### Written task
Copy out all the records, word for word.

____________

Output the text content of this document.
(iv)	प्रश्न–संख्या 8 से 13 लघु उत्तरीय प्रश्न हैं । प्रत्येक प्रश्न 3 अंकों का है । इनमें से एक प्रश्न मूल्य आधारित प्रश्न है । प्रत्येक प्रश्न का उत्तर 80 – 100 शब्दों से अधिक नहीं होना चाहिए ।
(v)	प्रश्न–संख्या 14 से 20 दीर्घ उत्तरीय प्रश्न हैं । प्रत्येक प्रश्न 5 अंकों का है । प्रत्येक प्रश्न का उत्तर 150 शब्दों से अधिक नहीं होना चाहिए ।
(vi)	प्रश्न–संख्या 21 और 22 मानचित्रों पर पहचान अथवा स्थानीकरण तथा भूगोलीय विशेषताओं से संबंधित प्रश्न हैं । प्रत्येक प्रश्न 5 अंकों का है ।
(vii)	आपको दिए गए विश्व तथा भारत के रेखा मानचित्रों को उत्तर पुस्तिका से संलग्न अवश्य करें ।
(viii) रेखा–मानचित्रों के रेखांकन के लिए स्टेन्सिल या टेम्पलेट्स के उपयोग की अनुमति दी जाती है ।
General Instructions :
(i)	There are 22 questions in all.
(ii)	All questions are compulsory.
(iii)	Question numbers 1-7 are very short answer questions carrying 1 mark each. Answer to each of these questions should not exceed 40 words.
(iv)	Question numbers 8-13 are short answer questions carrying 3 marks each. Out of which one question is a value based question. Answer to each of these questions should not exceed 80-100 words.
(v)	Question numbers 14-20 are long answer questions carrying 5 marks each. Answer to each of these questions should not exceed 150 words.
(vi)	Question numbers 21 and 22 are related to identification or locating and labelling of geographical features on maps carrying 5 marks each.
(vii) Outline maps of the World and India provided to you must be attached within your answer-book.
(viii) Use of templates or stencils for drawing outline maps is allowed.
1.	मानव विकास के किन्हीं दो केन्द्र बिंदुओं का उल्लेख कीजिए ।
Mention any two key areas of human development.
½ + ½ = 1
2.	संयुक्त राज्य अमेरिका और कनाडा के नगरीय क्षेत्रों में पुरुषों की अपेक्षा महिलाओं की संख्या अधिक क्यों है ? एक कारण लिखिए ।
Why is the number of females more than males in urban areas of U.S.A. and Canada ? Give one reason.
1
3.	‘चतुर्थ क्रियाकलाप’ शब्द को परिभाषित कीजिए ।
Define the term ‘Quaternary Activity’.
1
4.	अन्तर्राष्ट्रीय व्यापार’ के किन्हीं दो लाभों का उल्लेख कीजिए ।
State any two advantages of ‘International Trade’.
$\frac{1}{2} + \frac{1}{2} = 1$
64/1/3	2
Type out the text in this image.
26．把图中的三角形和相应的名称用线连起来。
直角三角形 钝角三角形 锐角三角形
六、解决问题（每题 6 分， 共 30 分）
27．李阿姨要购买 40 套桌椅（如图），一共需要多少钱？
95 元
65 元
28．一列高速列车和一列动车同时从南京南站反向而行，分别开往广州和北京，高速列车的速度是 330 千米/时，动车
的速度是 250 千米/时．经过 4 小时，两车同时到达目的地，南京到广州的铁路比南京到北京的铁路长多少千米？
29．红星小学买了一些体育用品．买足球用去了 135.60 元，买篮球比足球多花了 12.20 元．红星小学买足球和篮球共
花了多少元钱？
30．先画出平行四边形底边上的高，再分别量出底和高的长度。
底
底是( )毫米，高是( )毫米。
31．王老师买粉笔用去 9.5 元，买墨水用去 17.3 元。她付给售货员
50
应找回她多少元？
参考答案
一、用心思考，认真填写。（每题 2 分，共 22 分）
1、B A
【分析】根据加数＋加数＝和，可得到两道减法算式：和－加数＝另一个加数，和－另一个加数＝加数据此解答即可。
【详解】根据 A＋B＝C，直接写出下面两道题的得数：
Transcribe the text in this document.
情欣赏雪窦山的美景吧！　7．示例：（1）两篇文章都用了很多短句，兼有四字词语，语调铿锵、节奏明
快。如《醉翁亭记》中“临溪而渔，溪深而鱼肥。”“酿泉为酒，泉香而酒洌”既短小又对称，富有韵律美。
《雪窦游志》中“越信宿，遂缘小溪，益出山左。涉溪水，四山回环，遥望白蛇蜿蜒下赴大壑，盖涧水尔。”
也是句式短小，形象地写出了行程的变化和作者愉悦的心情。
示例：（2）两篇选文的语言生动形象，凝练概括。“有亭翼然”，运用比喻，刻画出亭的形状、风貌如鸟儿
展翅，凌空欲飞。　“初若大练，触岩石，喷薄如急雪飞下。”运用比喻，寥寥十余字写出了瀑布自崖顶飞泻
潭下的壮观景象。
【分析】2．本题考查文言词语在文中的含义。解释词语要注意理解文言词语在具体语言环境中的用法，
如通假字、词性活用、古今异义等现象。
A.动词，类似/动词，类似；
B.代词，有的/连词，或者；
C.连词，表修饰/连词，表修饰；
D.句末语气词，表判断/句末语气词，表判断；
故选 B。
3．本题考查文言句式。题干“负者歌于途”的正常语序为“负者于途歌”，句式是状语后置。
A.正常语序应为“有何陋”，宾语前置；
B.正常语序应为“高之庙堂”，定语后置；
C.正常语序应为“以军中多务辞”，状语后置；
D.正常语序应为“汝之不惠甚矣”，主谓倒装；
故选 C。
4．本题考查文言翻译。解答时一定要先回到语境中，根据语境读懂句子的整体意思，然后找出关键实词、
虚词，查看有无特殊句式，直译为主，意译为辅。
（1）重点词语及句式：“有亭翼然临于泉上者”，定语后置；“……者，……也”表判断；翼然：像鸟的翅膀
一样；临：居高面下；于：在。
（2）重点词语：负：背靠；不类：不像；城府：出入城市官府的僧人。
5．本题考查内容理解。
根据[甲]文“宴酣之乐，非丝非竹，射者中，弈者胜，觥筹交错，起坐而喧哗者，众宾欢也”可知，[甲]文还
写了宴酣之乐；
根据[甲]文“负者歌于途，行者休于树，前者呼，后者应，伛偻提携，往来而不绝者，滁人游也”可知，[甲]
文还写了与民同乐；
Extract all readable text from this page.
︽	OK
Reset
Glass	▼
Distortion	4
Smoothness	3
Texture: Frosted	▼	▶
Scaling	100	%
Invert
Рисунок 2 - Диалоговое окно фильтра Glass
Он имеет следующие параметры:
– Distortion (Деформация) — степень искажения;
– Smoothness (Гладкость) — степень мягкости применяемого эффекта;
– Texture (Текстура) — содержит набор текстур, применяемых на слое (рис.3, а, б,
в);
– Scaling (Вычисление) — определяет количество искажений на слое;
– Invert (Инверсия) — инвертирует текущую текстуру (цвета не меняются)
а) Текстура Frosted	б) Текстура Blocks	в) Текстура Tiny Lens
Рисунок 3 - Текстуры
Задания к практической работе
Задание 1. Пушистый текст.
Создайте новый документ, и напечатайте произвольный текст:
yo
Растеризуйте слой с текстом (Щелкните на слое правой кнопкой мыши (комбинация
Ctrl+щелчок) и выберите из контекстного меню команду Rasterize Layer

____________

### Task output
Output the text content of this document.
(iv)	प्रश्न–संख्या 8 से 13 लघु उत्तरीय प्रश्न हैं । प्रत्येक प्रश्न 3 अंकों का है । इनमें से एक प्रश्न मूल्य आधारित प्रश्न है । प्रत्येक प्रश्न का उत्तर 80 – 100 शब्दों से अधिक नहीं होना चाहिए ।
(v)	प्रश्न–संख्या 14 से 20 दीर्घ उत्तरीय प्रश्न हैं । प्रत्येक प्रश्न 5 अंकों का है । प्रत्येक प्रश्न का उत्तर 150 शब्दों से अधिक नहीं होना चाहिए ।
(vi)	प्रश्न–संख्या 21 और 22 मानचित्रों पर पहचान अथवा स्थानीकरण तथा भूगोलीय विशेषताओं से संबंधित प्रश्न हैं । प्रत्येक प्रश्न 5 अंकों का है ।
(vii)	आपको दिए गए विश्व तथा भारत के रेखा मानचित्रों को उत्तर पुस्तिका से संलग्न अवश्य करें ।
(viii) रेखा–मानचित्रों के रेखांकन के लिए स्टेन्सिल या टेम्पलेट्स के उपयोग की अनुमति दी जाती है ।
General Instructions :
(i)	There are 22 questions in all.
(ii)	All questions are compulsory.
(iii)	Question numbers 1-7 are very short answer questions carrying 1 mark each. Answer to each of these questions should not exceed 40 words.
(iv)	Question numbers 8-13 are short answer questions carrying 3 marks each. Out of which one question is a value based question. Answer to each of these questions should not exceed 80-100 words.
(v)	Question numbers 14-20 are long answer questions carrying 5 marks each. Answer to each of these questions should not exceed 150 words.
(vi)	Question numbers 21 and 22 are related to identification or locating and labelling of geographical features on maps carrying 5 marks each.
(vii) Outline maps of the World and India provided to you must be attached within your answer-book.
(viii) Use of templates or stencils for drawing outline maps is allowed.
1.	मानव विकास के किन्हीं दो केन्द्र बिंदुओं का उल्लेख कीजिए ।
Mention any two key areas of human development.
½ + ½ = 1
2.	संयुक्त राज्य अमेरिका और कनाडा के नगरीय क्षेत्रों में पुरुषों की अपेक्षा महिलाओं की संख्या अधिक क्यों है ? एक कारण लिखिए ।
Why is the number of females more than males in urban areas of U.S.A. and Canada ? Give one reason.
1
3.	‘चतुर्थ क्रियाकलाप’ शब्द को परिभाषित कीजिए ।
Define the term ‘Quaternary Activity’.
1
4.	अन्तर्राष्ट्रीय व्यापार’ के किन्हीं दो लाभों का उल्लेख कीजिए ।
State any two advantages of ‘International Trade’.
$\frac{1}{2} + \frac{1}{2} = 1$
64/1/3	2
Type out the text in this image.
26．把图中的三角形和相应的名称用线连起来。
直角三角形 钝角三角形 锐角三角形
六、解决问题（每题 6 分， 共 30 分）
27．李阿姨要购买 40 套桌椅（如图），一共需要多少钱？
95 元
65 元
28．一列高速列车和一列动车同时从南京南站反向而行，分别开往广州和北京，高速列车的速度是 330 千米/时，动车
的速度是 250 千米/时．经过 4 小时，两车同时到达目的地，南京到广州的铁路比南京到北京的铁路长多少千米？
29．红星小学买了一些体育用品．买足球用去了 135.60 元，买篮球比足球多花了 12.20 元．红星小学买足球和篮球共
花了多少元钱？
30．先画出平行四边形底边上的高，再分别量出底和高的长度。
底
底是( )毫米，高是( )毫米。
31．王老师买粉笔用去 9.5 元，买墨水用去 17.3 元。她付给售货员
50
应找回她多少元？
参考答案
一、用心思考，认真填写。（每题 2 分，共 22 分）
1、B A
【分析】根据加数＋加数＝和，可得到两道减法算式：和－加数＝另一个加数，和－另一个加数＝加数据此解答即可。
【详解】根据 A＋B＝C，直接写出下面两道题的得数：
Transcribe the text in this document.
情欣赏雪窦山的美景吧！　7．示例：（1）两篇文章都用了很多短句，兼有四字词语，语调铿锵、节奏明
快。如《醉翁亭记》中“临溪而渔，溪深而鱼肥。”“酿泉为酒，泉香而酒洌”既短小又对称，富有韵律美。
《雪窦游志》中“越信宿，遂缘小溪，益出山左。涉溪水，四山回环，遥望白蛇蜿蜒下赴大壑，盖涧水尔。”
也是句式短小，形象地写出了行程的变化和作者愉悦的心情。
示例：（2）两篇选文的语言生动形象，凝练概括。“有亭翼然”，运用比喻，刻画出亭的形状、风貌如鸟儿
展翅，凌空欲飞。　“初若大练，触岩石，喷薄如急雪飞下。”运用比喻，寥寥十余字写出了瀑布自崖顶飞泻
潭下的壮观景象。
【分析】2．本题考查文言词语在文中的含义。解释词语要注意理解文言词语在具体语言环境中的用法，
如通假字、词性活用、古今异义等现象。
A.动词，类似/动词，类似；
B.代词，有的/连词，或者；
C.连词，表修饰/连词，表修饰；
D.句末语气词，表判断/句末语气词，表判断；
故选 B。
3．本题考查文言句式。题干“负者歌于途”的正常语序为“负者于途歌”，句式是状语后置。
A.正常语序应为“有何陋”，宾语前置；
B.正常语序应为“高之庙堂”，定语后置；
C.正常语序应为“以军中多务辞”，状语后置；
D.正常语序应为“汝之不惠甚矣”，主谓倒装；
故选 C。
4．本题考查文言翻译。解答时一定要先回到语境中，根据语境读懂句子的整体意思，然后找出关键实词、
虚词，查看有无特殊句式，直译为主，意译为辅。
（1）重点词语及句式：“有亭翼然临于泉上者”，定语后置；“……者，……也”表判断；翼然：像鸟的翅膀
一样；临：居高面下；于：在。
（2）重点词语：负：背靠；不类：不像；城府：出入城市官府的僧人。
5．本题考查内容理解。
根据[甲]文“宴酣之乐，非丝非竹，射者中，弈者胜，觥筹交错，起坐而喧哗者，众宾欢也”可知，[甲]文还
写了宴酣之乐；
根据[甲]文“负者歌于途，行者休于树，前者呼，后者应，伛偻提携，往来而不绝者，滁人游也”可知，[甲]
文还写了与民同乐；
Extract all readable text from this page.
︽	OK
Reset
Glass	▼
Distortion	4
Smoothness	3
Texture: Frosted	▼	▶
Scaling	100	%
Invert
Рисунок 2 - Диалоговое окно фильтра Glass
Он имеет следующие параметры:
– Distortion (Деформация) — степень искажения;
– Smoothness (Гладкость) — степень мягкости применяемого эффекта;
– Texture (Текстура) — содержит набор текстур, применяемых на слое (рис.3, а, б,
в);
– Scaling (Вычисление) — определяет количество искажений на слое;
– Invert (Инверсия) — инвертирует текущую текстуру (цвета не меняются)
а) Текстура Frosted	б) Текстура Blocks	в) Текстура Tiny Lens
Рисунок 3 - Текстуры
Задания к практической работе
Задание 1. Пушистый текст.
Создайте новый документ, и напечатайте произвольный текст:
yo
Растеризуйте слой с текстом (Щелкните на слое правой кнопкой мыши (комбинация
Ctrl+щелчок) и выберите из контекстного меню команду Rasterize Layer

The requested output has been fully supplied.